Below are entries. Pull out all lines containing "volume".

<<<<

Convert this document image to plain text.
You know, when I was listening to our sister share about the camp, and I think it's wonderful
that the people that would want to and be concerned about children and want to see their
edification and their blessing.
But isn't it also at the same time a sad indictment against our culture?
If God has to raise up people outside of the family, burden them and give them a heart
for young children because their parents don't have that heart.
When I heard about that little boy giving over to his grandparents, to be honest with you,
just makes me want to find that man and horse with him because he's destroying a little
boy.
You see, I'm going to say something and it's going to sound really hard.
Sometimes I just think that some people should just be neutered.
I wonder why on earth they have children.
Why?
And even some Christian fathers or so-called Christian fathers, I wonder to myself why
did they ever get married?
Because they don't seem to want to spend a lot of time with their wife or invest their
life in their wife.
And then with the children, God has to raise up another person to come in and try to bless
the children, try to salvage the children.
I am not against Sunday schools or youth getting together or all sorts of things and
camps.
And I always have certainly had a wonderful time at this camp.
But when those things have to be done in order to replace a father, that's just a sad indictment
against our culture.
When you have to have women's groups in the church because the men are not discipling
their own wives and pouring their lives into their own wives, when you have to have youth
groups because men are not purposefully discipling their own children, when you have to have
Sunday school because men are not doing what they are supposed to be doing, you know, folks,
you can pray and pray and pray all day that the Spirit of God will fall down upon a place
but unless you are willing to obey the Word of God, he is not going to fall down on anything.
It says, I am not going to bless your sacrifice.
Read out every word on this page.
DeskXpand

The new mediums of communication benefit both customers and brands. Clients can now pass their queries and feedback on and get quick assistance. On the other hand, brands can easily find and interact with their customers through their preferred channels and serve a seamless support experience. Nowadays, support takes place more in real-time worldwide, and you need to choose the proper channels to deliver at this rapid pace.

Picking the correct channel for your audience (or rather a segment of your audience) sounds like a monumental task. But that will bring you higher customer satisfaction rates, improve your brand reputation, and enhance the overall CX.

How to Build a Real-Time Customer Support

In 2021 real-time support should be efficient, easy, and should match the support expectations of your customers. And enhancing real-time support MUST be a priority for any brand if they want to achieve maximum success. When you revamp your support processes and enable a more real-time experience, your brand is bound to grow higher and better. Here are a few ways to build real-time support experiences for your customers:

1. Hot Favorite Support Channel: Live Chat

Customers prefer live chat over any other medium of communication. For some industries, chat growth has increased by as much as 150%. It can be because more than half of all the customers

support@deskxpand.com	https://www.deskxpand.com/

>>>>
<<<<

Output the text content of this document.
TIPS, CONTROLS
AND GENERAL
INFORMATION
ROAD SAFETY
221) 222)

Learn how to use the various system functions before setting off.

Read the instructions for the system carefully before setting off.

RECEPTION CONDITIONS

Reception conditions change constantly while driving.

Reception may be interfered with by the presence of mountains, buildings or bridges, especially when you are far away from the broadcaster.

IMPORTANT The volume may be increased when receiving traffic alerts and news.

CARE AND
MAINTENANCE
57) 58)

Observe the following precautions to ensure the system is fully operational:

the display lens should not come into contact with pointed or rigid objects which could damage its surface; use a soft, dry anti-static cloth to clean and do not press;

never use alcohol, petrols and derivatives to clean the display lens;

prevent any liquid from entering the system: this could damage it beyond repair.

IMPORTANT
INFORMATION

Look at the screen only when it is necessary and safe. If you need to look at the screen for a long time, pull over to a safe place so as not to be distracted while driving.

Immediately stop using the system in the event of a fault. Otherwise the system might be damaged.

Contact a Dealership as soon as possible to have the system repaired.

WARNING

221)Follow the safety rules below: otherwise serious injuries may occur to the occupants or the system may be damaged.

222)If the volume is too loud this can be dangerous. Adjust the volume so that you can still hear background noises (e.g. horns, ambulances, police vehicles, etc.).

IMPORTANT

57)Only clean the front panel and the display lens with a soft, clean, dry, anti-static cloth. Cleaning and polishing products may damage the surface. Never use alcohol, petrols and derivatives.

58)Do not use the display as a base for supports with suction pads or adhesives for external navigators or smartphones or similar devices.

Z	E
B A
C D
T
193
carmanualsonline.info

>>>>

Exercise response:
IMPORTANT The volume may be increased when receiving traffic alerts and news.
222)If the volume is too loud this can be dangerous. Adjust the volume so that you can still hear background noises (e.g. horns, ambulances, police vehicles, etc.).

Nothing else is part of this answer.